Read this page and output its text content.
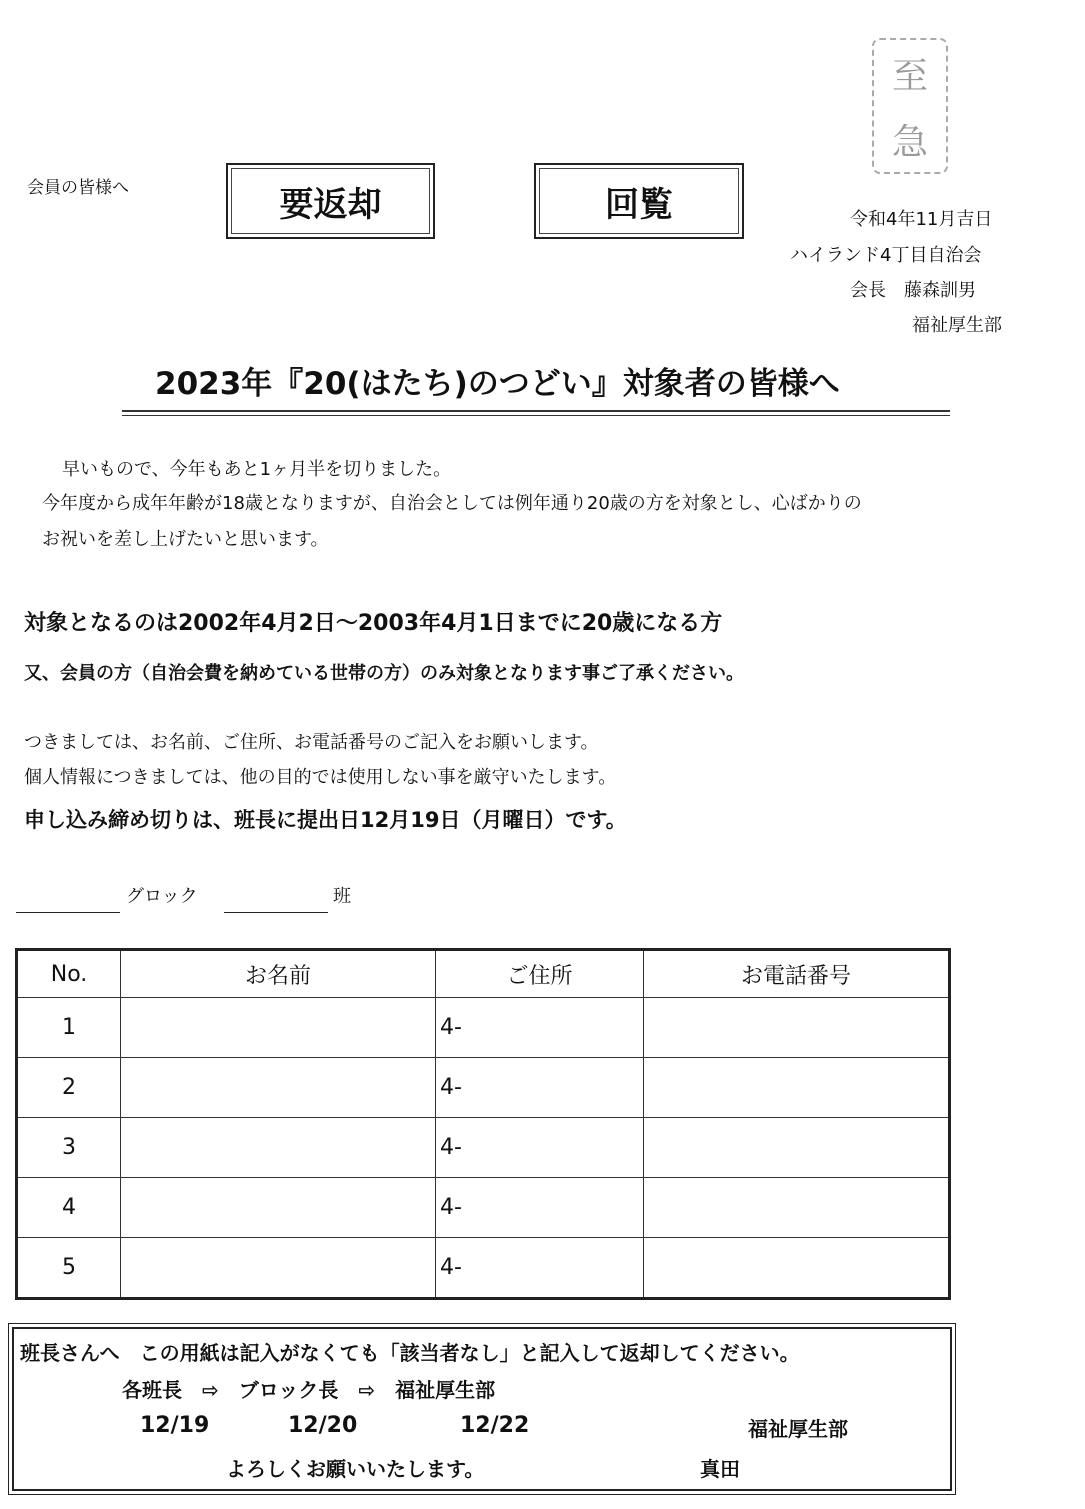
会員の皆様へ	要返却	回覧
至
急
令和4年11月吉日
ハイランド4丁目自治会
会長　藤森訓男
福祉厚生部
2023年『20(はたち)のつどい』対象者の皆様へ
早いもので、今年もあと1ヶ月半を切りました。
今年度から成年年齢が18歳となりますが、自治会としては例年通り20歳の方を対象とし、心ばかりの
お祝いを差し上げたいと思います。
対象となるのは2002年4月2日～2003年4月1日までに20歳になる方
又、会員の方（自治会費を納めている世帯の方）のみ対象となります事ご了承ください。
つきましては、お名前、ご住所、お電話番号のご記入をお願いします。
個人情報につきましては、他の目的では使用しない事を厳守いたします。
申し込み締め切りは、班長に提出日12月19日（月曜日）です。
グロック	班
No.	お名前	ご住所	お電話番号
1		4-	
2		4-	
3		4-	
4		4-	
5		4-	
班長さんへ　この用紙は記入がなくても「該当者なし」と記入して返却してください。
各班長　⇨　ブロック長　⇨　福祉厚生部
12/19	12/20	12/22	福祉厚生部
よろしくお願いいたします。	真田
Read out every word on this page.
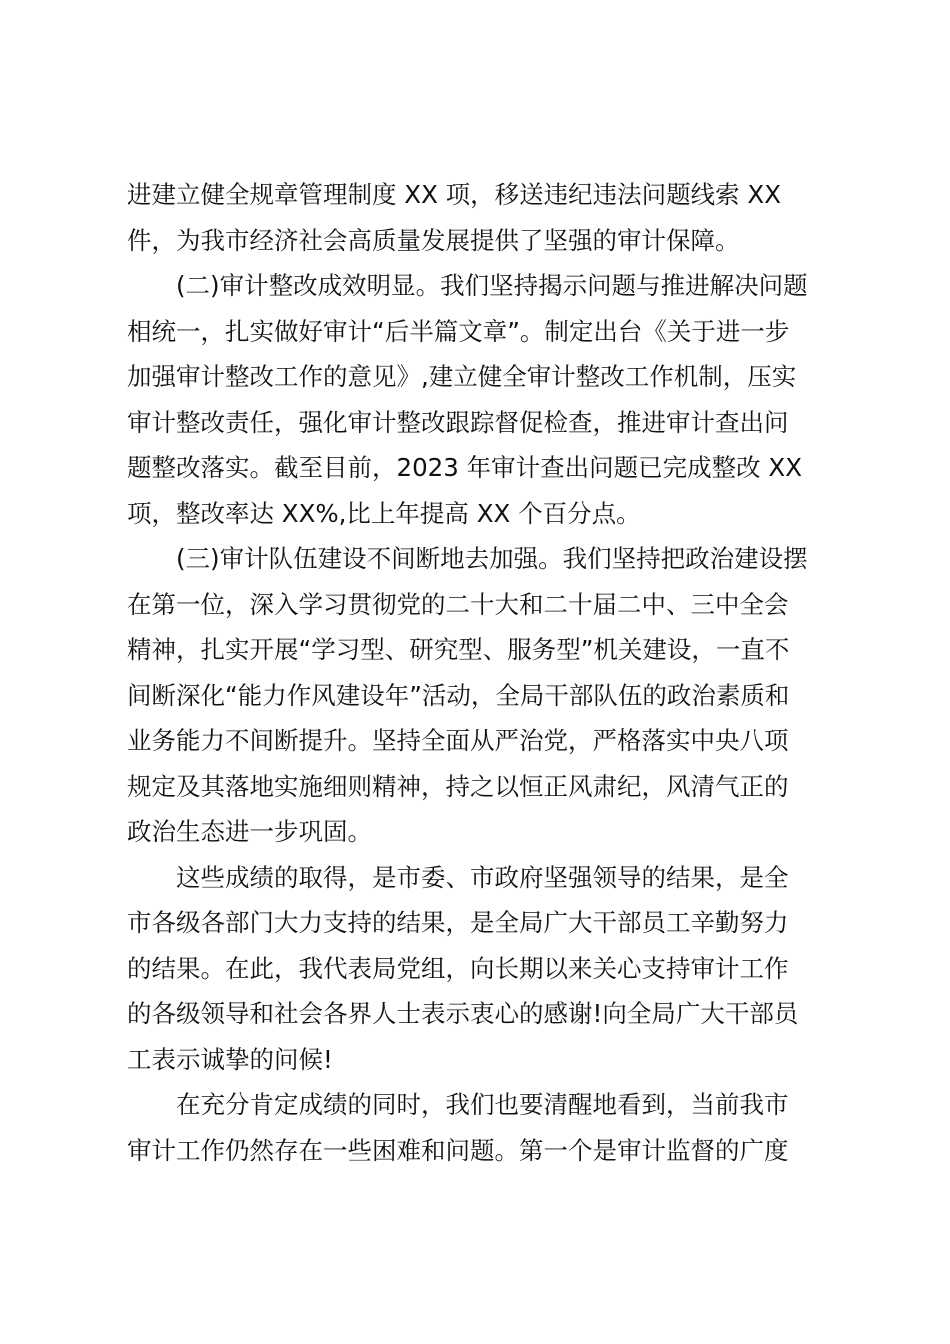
进建立健全规章管理制度 XX 项，移送违纪违法问题线索 XX
件，为我市经济社会高质量发展提供了坚强的审计保障。
　　(二)审计整改成效明显。我们坚持揭示问题与推进解决问题
相统一，扎实做好审计“后半篇文章”。制定出台《关于进一步
加强审计整改工作的意见》,建立健全审计整改工作机制，压实
审计整改责任，强化审计整改跟踪督促检查，推进审计查出问
题整改落实。截至目前，2023 年审计查出问题已完成整改 XX
项，整改率达 XX%,比上年提高 XX 个百分点。
　　(三)审计队伍建设不间断地去加强。我们坚持把政治建设摆
在第一位，深入学习贯彻党的二十大和二十届二中、三中全会
精神，扎实开展“学习型、研究型、服务型”机关建设，一直不
间断深化“能力作风建设年”活动，全局干部队伍的政治素质和
业务能力不间断提升。坚持全面从严治党，严格落实中央八项
规定及其落地实施细则精神，持之以恒正风肃纪，风清气正的
政治生态进一步巩固。
　　这些成绩的取得，是市委、市政府坚强领导的结果，是全
市各级各部门大力支持的结果，是全局广大干部员工辛勤努力
的结果。在此，我代表局党组，向长期以来关心支持审计工作
的各级领导和社会各界人士表示衷心的感谢!向全局广大干部员
工表示诚挚的问候!
　　在充分肯定成绩的同时，我们也要清醒地看到，当前我市
审计工作仍然存在一些困难和问题。第一个是审计监督的广度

---

### Problem to work on
Reproduce every line from the entries that holds the word "page".

### Output for this exercise
Read this page and output its text content.
Read out every word on this page.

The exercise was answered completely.